* [SET TASK]: Exactly the lines from the one containing "Convert this document image to plain text." through the final line of the listing are to be retyped, and nothing more.

* [ENTRIES SHOWN]:
== == ==

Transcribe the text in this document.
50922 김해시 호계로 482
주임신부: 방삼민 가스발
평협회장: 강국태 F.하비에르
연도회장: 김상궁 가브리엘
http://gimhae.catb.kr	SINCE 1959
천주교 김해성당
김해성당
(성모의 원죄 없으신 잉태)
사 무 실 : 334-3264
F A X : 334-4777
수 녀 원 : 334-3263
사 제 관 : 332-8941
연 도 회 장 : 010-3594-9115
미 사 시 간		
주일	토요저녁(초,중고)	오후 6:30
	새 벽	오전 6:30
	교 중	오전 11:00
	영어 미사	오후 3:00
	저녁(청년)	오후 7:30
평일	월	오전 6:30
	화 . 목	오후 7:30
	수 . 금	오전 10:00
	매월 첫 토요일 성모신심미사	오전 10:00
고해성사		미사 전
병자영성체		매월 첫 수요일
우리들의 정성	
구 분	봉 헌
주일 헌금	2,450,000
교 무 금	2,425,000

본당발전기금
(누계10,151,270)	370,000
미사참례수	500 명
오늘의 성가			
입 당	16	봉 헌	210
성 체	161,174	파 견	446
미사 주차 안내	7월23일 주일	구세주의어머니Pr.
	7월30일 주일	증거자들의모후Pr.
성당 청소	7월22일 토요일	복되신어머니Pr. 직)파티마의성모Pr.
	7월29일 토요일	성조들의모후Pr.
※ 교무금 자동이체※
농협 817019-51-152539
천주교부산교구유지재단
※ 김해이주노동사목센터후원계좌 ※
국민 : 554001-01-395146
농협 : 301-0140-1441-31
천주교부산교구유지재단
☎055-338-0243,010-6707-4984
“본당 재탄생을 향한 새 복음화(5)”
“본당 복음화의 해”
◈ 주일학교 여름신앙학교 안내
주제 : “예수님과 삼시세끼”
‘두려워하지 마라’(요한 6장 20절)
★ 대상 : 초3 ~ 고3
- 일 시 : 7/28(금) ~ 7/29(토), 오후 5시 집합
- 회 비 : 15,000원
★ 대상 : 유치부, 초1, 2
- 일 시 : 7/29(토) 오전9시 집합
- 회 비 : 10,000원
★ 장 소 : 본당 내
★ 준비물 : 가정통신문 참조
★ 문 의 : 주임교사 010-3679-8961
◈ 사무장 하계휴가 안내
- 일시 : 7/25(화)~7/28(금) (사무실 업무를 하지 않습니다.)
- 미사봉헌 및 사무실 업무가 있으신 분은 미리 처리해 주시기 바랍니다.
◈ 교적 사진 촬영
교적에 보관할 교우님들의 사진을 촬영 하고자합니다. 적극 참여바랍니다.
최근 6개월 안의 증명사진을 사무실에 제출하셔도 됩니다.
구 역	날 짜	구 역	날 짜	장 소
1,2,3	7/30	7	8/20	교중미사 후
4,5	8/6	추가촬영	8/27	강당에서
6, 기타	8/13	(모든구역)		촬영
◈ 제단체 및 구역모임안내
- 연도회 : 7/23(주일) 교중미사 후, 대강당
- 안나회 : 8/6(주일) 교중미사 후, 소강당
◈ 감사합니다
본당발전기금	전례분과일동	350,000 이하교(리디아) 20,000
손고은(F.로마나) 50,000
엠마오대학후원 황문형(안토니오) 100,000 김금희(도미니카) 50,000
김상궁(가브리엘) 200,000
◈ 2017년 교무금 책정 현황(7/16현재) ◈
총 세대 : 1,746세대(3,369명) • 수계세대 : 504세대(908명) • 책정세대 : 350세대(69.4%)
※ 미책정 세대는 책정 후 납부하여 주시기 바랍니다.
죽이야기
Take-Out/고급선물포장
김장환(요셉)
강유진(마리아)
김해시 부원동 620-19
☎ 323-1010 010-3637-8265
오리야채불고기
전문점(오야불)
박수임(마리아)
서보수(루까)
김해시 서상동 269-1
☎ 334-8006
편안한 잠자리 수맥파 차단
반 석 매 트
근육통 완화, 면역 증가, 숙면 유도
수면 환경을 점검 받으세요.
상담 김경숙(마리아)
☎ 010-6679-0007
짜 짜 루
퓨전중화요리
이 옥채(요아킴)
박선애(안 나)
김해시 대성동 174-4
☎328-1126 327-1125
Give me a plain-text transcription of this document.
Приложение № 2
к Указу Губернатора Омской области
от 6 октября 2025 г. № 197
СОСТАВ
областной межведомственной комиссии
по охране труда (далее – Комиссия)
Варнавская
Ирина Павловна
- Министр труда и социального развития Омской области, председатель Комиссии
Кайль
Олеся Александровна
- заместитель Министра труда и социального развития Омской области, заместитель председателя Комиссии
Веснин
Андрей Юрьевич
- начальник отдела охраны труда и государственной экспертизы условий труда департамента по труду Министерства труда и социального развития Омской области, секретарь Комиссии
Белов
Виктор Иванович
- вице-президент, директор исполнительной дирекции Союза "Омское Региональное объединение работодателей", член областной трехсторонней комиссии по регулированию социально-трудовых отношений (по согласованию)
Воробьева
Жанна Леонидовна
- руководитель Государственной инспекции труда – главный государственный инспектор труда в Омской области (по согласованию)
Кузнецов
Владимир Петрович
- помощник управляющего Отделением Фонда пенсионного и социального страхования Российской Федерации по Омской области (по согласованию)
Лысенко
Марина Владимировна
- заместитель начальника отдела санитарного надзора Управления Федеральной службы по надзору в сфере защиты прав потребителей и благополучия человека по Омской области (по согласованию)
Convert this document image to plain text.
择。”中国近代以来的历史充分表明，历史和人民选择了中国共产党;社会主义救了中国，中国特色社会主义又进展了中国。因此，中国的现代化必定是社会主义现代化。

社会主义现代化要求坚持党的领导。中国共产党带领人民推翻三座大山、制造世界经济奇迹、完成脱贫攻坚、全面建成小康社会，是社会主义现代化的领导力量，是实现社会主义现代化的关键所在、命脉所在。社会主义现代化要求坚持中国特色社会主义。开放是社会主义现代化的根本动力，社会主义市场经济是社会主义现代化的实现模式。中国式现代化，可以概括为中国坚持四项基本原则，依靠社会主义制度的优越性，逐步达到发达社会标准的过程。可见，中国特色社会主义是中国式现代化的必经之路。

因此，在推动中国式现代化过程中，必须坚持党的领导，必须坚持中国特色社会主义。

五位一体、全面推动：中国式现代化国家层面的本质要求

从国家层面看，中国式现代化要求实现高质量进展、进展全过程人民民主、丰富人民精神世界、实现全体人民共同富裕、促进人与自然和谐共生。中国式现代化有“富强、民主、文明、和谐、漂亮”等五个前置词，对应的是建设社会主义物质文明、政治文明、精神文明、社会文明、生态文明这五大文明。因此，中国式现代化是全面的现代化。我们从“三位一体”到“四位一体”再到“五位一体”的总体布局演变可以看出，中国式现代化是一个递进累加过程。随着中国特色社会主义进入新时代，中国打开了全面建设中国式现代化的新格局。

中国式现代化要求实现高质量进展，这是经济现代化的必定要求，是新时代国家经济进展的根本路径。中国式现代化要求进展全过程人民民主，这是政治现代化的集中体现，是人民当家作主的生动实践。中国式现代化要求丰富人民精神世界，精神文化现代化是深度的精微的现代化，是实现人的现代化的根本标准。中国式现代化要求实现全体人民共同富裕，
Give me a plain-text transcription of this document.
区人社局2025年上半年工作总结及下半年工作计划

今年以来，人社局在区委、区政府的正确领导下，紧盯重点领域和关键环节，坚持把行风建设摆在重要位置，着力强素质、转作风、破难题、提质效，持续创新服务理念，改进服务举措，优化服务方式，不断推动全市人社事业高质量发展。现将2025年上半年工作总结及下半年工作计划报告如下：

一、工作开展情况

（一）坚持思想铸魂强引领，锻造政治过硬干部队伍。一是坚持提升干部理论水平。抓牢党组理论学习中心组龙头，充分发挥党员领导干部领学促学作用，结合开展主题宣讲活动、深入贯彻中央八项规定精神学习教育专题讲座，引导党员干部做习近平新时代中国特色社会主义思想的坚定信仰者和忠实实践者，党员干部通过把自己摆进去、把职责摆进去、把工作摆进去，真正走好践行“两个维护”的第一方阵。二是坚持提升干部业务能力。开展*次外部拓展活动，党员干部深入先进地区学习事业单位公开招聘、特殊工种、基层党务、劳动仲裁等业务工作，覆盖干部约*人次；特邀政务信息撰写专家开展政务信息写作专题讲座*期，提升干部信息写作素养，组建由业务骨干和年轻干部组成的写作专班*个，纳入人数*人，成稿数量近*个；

== == ==

* [SOLUTION TO THE EXERCISE]:
Convert this document image to plain text.
择。”中国近代以来的历史充分表明，历史和人民选择了中国共产党;社会主义救了中国，中国特色社会主义又进展了中国。因此，中国的现代化必定是社会主义现代化。

社会主义现代化要求坚持党的领导。中国共产党带领人民推翻三座大山、制造世界经济奇迹、完成脱贫攻坚、全面建成小康社会，是社会主义现代化的领导力量，是实现社会主义现代化的关键所在、命脉所在。社会主义现代化要求坚持中国特色社会主义。开放是社会主义现代化的根本动力，社会主义市场经济是社会主义现代化的实现模式。中国式现代化，可以概括为中国坚持四项基本原则，依靠社会主义制度的优越性，逐步达到发达社会标准的过程。可见，中国特色社会主义是中国式现代化的必经之路。

因此，在推动中国式现代化过程中，必须坚持党的领导，必须坚持中国特色社会主义。

五位一体、全面推动：中国式现代化国家层面的本质要求

从国家层面看，中国式现代化要求实现高质量进展、进展全过程人民民主、丰富人民精神世界、实现全体人民共同富裕、促进人与自然和谐共生。中国式现代化有“富强、民主、文明、和谐、漂亮”等五个前置词，对应的是建设社会主义物质文明、政治文明、精神文明、社会文明、生态文明这五大文明。因此，中国式现代化是全面的现代化。我们从“三位一体”到“四位一体”再到“五位一体”的总体布局演变可以看出，中国式现代化是一个递进累加过程。随着中国特色社会主义进入新时代，中国打开了全面建设中国式现代化的新格局。

中国式现代化要求实现高质量进展，这是经济现代化的必定要求，是新时代国家经济进展的根本路径。中国式现代化要求进展全过程人民民主，这是政治现代化的集中体现，是人民当家作主的生动实践。中国式现代化要求丰富人民精神世界，精神文化现代化是深度的精微的现代化，是实现人的现代化的根本标准。中国式现代化要求实现全体人民共同富裕，
Give me a plain-text transcription of this document.
区人社局2025年上半年工作总结及下半年工作计划

今年以来，人社局在区委、区政府的正确领导下，紧盯重点领域和关键环节，坚持把行风建设摆在重要位置，着力强素质、转作风、破难题、提质效，持续创新服务理念，改进服务举措，优化服务方式，不断推动全市人社事业高质量发展。现将2025年上半年工作总结及下半年工作计划报告如下：

一、工作开展情况

（一）坚持思想铸魂强引领，锻造政治过硬干部队伍。一是坚持提升干部理论水平。抓牢党组理论学习中心组龙头，充分发挥党员领导干部领学促学作用，结合开展主题宣讲活动、深入贯彻中央八项规定精神学习教育专题讲座，引导党员干部做习近平新时代中国特色社会主义思想的坚定信仰者和忠实实践者，党员干部通过把自己摆进去、把职责摆进去、把工作摆进去，真正走好践行“两个维护”的第一方阵。二是坚持提升干部业务能力。开展*次外部拓展活动，党员干部深入先进地区学习事业单位公开招聘、特殊工种、基层党务、劳动仲裁等业务工作，覆盖干部约*人次；特邀政务信息撰写专家开展政务信息写作专题讲座*期，提升干部信息写作素养，组建由业务骨干和年轻干部组成的写作专班*个，纳入人数*人，成稿数量近*个；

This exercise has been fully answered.